● **INPUT FOR THIS TASK**:

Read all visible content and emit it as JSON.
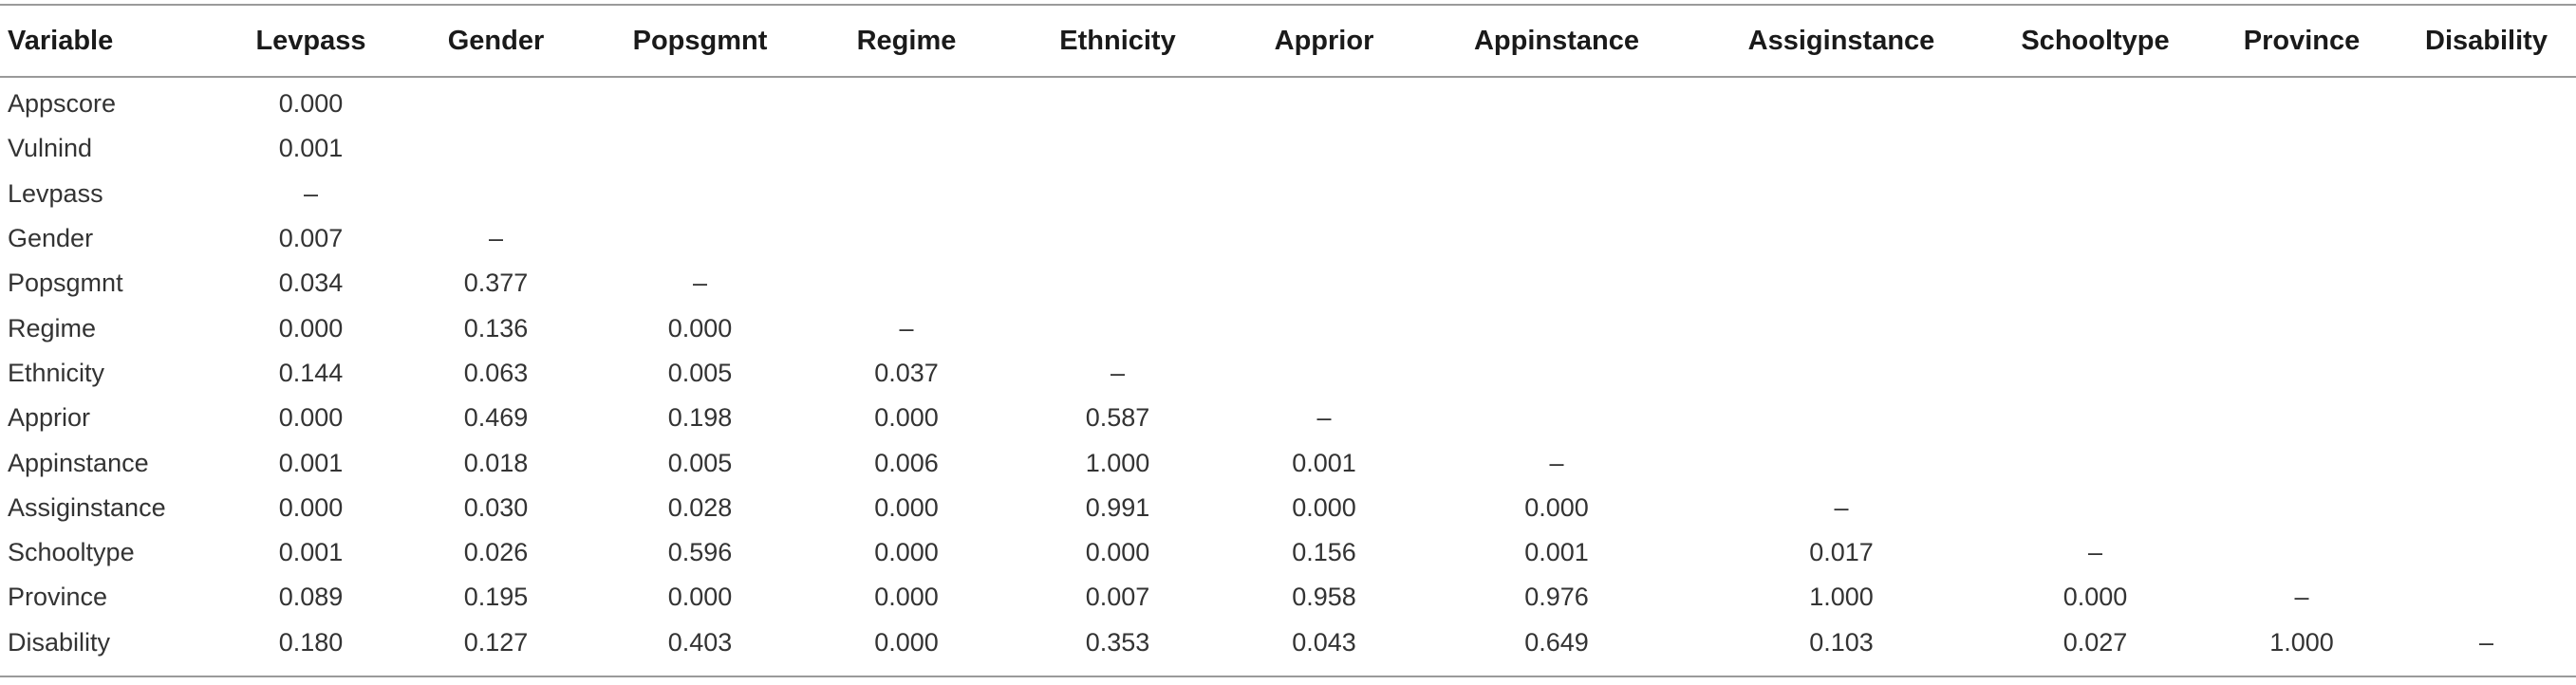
{
  "table": {
    "headers": [
      "Variable",
      "Levpass",
      "Gender",
      "Popsgmnt",
      "Regime",
      "Ethnicity",
      "Apprior",
      "Appinstance",
      "Assiginstance",
      "Schooltype",
      "Province",
      "Disability"
    ],
    "rows": [
      [
        "Appscore",
        "0.000",
        "",
        "",
        "",
        "",
        "",
        "",
        "",
        "",
        "",
        ""
      ],
      [
        "Vulnind",
        "0.001",
        "",
        "",
        "",
        "",
        "",
        "",
        "",
        "",
        "",
        ""
      ],
      [
        "Levpass",
        "–",
        "",
        "",
        "",
        "",
        "",
        "",
        "",
        "",
        "",
        ""
      ],
      [
        "Gender",
        "0.007",
        "–",
        "",
        "",
        "",
        "",
        "",
        "",
        "",
        "",
        ""
      ],
      [
        "Popsgmnt",
        "0.034",
        "0.377",
        "–",
        "",
        "",
        "",
        "",
        "",
        "",
        "",
        ""
      ],
      [
        "Regime",
        "0.000",
        "0.136",
        "0.000",
        "–",
        "",
        "",
        "",
        "",
        "",
        "",
        ""
      ],
      [
        "Ethnicity",
        "0.144",
        "0.063",
        "0.005",
        "0.037",
        "–",
        "",
        "",
        "",
        "",
        "",
        ""
      ],
      [
        "Apprior",
        "0.000",
        "0.469",
        "0.198",
        "0.000",
        "0.587",
        "–",
        "",
        "",
        "",
        "",
        ""
      ],
      [
        "Appinstance",
        "0.001",
        "0.018",
        "0.005",
        "0.006",
        "1.000",
        "0.001",
        "–",
        "",
        "",
        "",
        ""
      ],
      [
        "Assiginstance",
        "0.000",
        "0.030",
        "0.028",
        "0.000",
        "0.991",
        "0.000",
        "0.000",
        "–",
        "",
        "",
        ""
      ],
      [
        "Schooltype",
        "0.001",
        "0.026",
        "0.596",
        "0.000",
        "0.000",
        "0.156",
        "0.001",
        "0.017",
        "–",
        "",
        ""
      ],
      [
        "Province",
        "0.089",
        "0.195",
        "0.000",
        "0.000",
        "0.007",
        "0.958",
        "0.976",
        "1.000",
        "0.000",
        "–",
        ""
      ],
      [
        "Disability",
        "0.180",
        "0.127",
        "0.403",
        "0.000",
        "0.353",
        "0.043",
        "0.649",
        "0.103",
        "0.027",
        "1.000",
        "–"
      ]
    ]
  }
}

● **WRITTEN INSTRUCTION**:
Omit each picture, then return all of the listing exactly as it stands.

● **FINISHED ANSWER**:
Read all visible content and emit it as JSON.
{
  "table": {
    "headers": [
      "Variable",
      "Levpass",
      "Gender",
      "Popsgmnt",
      "Regime",
      "Ethnicity",
      "Apprior",
      "Appinstance",
      "Assiginstance",
      "Schooltype",
      "Province",
      "Disability"
    ],
    "rows": [
      [
        "Appscore",
        "0.000",
        "",
        "",
        "",
        "",
        "",
        "",
        "",
        "",
        "",
        ""
      ],
      [
        "Vulnind",
        "0.001",
        "",
        "",
        "",
        "",
        "",
        "",
        "",
        "",
        "",
        ""
      ],
      [
        "Levpass",
        "–",
        "",
        "",
        "",
        "",
        "",
        "",
        "",
        "",
        "",
        ""
      ],
      [
        "Gender",
        "0.007",
        "–",
        "",
        "",
        "",
        "",
        "",
        "",
        "",
        "",
        ""
      ],
      [
        "Popsgmnt",
        "0.034",
        "0.377",
        "–",
        "",
        "",
        "",
        "",
        "",
        "",
        "",
        ""
      ],
      [
        "Regime",
        "0.000",
        "0.136",
        "0.000",
        "–",
        "",
        "",
        "",
        "",
        "",
        "",
        ""
      ],
      [
        "Ethnicity",
        "0.144",
        "0.063",
        "0.005",
        "0.037",
        "–",
        "",
        "",
        "",
        "",
        "",
        ""
      ],
      [
        "Apprior",
        "0.000",
        "0.469",
        "0.198",
        "0.000",
        "0.587",
        "–",
        "",
        "",
        "",
        "",
        ""
      ],
      [
        "Appinstance",
        "0.001",
        "0.018",
        "0.005",
        "0.006",
        "1.000",
        "0.001",
        "–",
        "",
        "",
        "",
        ""
      ],
      [
        "Assiginstance",
        "0.000",
        "0.030",
        "0.028",
        "0.000",
        "0.991",
        "0.000",
        "0.000",
        "–",
        "",
        "",
        ""
      ],
      [
        "Schooltype",
        "0.001",
        "0.026",
        "0.596",
        "0.000",
        "0.000",
        "0.156",
        "0.001",
        "0.017",
        "–",
        "",
        ""
      ],
      [
        "Province",
        "0.089",
        "0.195",
        "0.000",
        "0.000",
        "0.007",
        "0.958",
        "0.976",
        "1.000",
        "0.000",
        "–",
        ""
      ],
      [
        "Disability",
        "0.180",
        "0.127",
        "0.403",
        "0.000",
        "0.353",
        "0.043",
        "0.649",
        "0.103",
        "0.027",
        "1.000",
        "–"
      ]
    ]
  }
}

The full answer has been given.